Take the data that follows and retype it word for word.

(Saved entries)
****************
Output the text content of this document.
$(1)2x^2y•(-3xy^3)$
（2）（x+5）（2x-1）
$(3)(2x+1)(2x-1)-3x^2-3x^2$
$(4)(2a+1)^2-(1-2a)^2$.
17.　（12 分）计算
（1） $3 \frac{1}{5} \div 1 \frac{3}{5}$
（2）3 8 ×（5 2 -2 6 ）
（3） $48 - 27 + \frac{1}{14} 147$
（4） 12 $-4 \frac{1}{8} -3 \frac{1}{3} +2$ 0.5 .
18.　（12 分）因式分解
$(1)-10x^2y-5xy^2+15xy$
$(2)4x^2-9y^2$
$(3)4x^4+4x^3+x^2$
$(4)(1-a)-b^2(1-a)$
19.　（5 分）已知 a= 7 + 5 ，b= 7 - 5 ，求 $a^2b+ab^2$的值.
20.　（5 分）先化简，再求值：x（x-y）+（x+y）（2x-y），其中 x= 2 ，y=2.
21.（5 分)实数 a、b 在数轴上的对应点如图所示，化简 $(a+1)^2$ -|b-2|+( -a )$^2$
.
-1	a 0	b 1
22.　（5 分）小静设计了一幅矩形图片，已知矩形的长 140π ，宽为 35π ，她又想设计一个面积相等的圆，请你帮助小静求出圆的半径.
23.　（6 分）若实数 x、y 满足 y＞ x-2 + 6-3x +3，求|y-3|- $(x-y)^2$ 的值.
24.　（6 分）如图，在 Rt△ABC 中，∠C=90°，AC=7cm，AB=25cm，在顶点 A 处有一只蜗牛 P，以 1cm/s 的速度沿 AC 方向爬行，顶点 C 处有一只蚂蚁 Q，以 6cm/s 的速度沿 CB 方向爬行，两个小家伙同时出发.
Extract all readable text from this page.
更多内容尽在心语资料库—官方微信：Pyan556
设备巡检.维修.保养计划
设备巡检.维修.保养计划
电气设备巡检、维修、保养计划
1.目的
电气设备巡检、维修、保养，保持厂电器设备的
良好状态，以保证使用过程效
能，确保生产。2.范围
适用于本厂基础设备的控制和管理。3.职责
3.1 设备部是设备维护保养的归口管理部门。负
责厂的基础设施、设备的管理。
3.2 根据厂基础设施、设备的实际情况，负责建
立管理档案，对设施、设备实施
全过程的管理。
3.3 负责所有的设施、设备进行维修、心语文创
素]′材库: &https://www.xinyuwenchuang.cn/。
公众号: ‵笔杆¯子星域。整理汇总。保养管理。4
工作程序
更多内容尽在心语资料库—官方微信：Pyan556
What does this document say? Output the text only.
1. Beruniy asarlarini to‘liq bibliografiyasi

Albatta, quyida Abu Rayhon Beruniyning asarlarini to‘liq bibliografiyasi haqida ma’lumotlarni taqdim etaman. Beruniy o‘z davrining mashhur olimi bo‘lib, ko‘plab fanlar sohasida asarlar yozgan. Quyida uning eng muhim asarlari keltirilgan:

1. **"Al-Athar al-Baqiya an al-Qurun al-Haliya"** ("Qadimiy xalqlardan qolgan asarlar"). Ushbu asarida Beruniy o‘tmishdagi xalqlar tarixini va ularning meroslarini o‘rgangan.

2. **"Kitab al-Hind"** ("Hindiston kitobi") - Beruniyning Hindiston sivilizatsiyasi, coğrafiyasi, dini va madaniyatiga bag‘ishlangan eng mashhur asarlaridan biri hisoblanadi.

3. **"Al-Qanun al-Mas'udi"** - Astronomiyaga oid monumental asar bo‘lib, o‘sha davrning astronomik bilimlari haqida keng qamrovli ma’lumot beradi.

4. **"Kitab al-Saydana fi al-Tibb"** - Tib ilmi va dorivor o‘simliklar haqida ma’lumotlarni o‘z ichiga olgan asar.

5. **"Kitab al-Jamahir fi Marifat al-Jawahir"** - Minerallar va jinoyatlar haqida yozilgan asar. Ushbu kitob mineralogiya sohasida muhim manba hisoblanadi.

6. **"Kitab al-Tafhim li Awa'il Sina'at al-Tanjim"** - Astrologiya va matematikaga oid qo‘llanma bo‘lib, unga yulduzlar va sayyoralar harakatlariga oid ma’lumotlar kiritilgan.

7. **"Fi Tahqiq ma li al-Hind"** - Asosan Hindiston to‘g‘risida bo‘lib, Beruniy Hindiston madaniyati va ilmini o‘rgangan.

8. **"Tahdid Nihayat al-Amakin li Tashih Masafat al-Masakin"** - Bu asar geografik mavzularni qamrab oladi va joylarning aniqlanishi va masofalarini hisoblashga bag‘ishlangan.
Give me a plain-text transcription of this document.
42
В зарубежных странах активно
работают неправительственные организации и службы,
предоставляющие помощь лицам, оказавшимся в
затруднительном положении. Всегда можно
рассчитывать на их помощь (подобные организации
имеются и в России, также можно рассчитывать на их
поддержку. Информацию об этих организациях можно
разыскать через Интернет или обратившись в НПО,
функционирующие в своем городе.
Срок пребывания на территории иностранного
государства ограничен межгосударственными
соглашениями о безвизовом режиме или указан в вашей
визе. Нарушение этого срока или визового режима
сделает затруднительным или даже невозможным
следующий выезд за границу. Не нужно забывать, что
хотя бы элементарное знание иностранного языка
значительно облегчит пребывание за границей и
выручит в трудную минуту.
****************
### Answer for the task
Output the text content of this document.
$(1)2x^2y•(-3xy^3)$
（2）（x+5）（2x-1）
$(3)(2x+1)(2x-1)-3x^2-3x^2$
$(4)(2a+1)^2-(1-2a)^2$.
17.　（12 分）计算
（1） $3 \frac{1}{5} \div 1 \frac{3}{5}$
（2）3 8 ×（5 2 -2 6 ）
（3） $48 - 27 + \frac{1}{14} 147$
（4） 12 $-4 \frac{1}{8} -3 \frac{1}{3} +2$ 0.5 .
18.　（12 分）因式分解
$(1)-10x^2y-5xy^2+15xy$
$(2)4x^2-9y^2$
$(3)4x^4+4x^3+x^2$
$(4)(1-a)-b^2(1-a)$
19.　（5 分）已知 a= 7 + 5 ，b= 7 - 5 ，求 $a^2b+ab^2$的值.
20.　（5 分）先化简，再求值：x（x-y）+（x+y）（2x-y），其中 x= 2 ，y=2.
21.（5 分)实数 a、b 在数轴上的对应点如图所示，化简 $(a+1)^2$ -|b-2|+( -a )$^2$
.
-1	a 0	b 1
22.　（5 分）小静设计了一幅矩形图片，已知矩形的长 140π ，宽为 35π ，她又想设计一个面积相等的圆，请你帮助小静求出圆的半径.
23.　（6 分）若实数 x、y 满足 y＞ x-2 + 6-3x +3，求|y-3|- $(x-y)^2$ 的值.
24.　（6 分）如图，在 Rt△ABC 中，∠C=90°，AC=7cm，AB=25cm，在顶点 A 处有一只蜗牛 P，以 1cm/s 的速度沿 AC 方向爬行，顶点 C 处有一只蚂蚁 Q，以 6cm/s 的速度沿 CB 方向爬行，两个小家伙同时出发.
Extract all readable text from this page.
更多内容尽在心语资料库—官方微信：Pyan556
设备巡检.维修.保养计划
设备巡检.维修.保养计划
电气设备巡检、维修、保养计划
1.目的
电气设备巡检、维修、保养，保持厂电器设备的
良好状态，以保证使用过程效
能，确保生产。2.范围
适用于本厂基础设备的控制和管理。3.职责
3.1 设备部是设备维护保养的归口管理部门。负
责厂的基础设施、设备的管理。
3.2 根据厂基础设施、设备的实际情况，负责建
立管理档案，对设施、设备实施
全过程的管理。
3.3 负责所有的设施、设备进行维修、心语文创
素]′材库: &https://www.xinyuwenchuang.cn/。
公众号: ‵笔杆¯子星域。整理汇总。保养管理。4
工作程序
更多内容尽在心语资料库—官方微信：Pyan556
What does this document say? Output the text only.
1. Beruniy asarlarini to‘liq bibliografiyasi

Albatta, quyida Abu Rayhon Beruniyning asarlarini to‘liq bibliografiyasi haqida ma’lumotlarni taqdim etaman. Beruniy o‘z davrining mashhur olimi bo‘lib, ko‘plab fanlar sohasida asarlar yozgan. Quyida uning eng muhim asarlari keltirilgan:

1. **"Al-Athar al-Baqiya an al-Qurun al-Haliya"** ("Qadimiy xalqlardan qolgan asarlar"). Ushbu asarida Beruniy o‘tmishdagi xalqlar tarixini va ularning meroslarini o‘rgangan.

2. **"Kitab al-Hind"** ("Hindiston kitobi") - Beruniyning Hindiston sivilizatsiyasi, coğrafiyasi, dini va madaniyatiga bag‘ishlangan eng mashhur asarlaridan biri hisoblanadi.

3. **"Al-Qanun al-Mas'udi"** - Astronomiyaga oid monumental asar bo‘lib, o‘sha davrning astronomik bilimlari haqida keng qamrovli ma’lumot beradi.

4. **"Kitab al-Saydana fi al-Tibb"** - Tib ilmi va dorivor o‘simliklar haqida ma’lumotlarni o‘z ichiga olgan asar.

5. **"Kitab al-Jamahir fi Marifat al-Jawahir"** - Minerallar va jinoyatlar haqida yozilgan asar. Ushbu kitob mineralogiya sohasida muhim manba hisoblanadi.

6. **"Kitab al-Tafhim li Awa'il Sina'at al-Tanjim"** - Astrologiya va matematikaga oid qo‘llanma bo‘lib, unga yulduzlar va sayyoralar harakatlariga oid ma’lumotlar kiritilgan.

7. **"Fi Tahqiq ma li al-Hind"** - Asosan Hindiston to‘g‘risida bo‘lib, Beruniy Hindiston madaniyati va ilmini o‘rgangan.

8. **"Tahdid Nihayat al-Amakin li Tashih Masafat al-Masakin"** - Bu asar geografik mavzularni qamrab oladi va joylarning aniqlanishi va masofalarini hisoblashga bag‘ishlangan.
Give me a plain-text transcription of this document.
42
В зарубежных странах активно
работают неправительственные организации и службы,
предоставляющие помощь лицам, оказавшимся в
затруднительном положении. Всегда можно
рассчитывать на их помощь (подобные организации
имеются и в России, также можно рассчитывать на их
поддержку. Информацию об этих организациях можно
разыскать через Интернет или обратившись в НПО,
функционирующие в своем городе.
Срок пребывания на территории иностранного
государства ограничен межгосударственными
соглашениями о безвизовом режиме или указан в вашей
визе. Нарушение этого срока или визового режима
сделает затруднительным или даже невозможным
следующий выезд за границу. Не нужно забывать, что
хотя бы элементарное знание иностранного языка
значительно облегчит пребывание за границей и
выручит в трудную минуту.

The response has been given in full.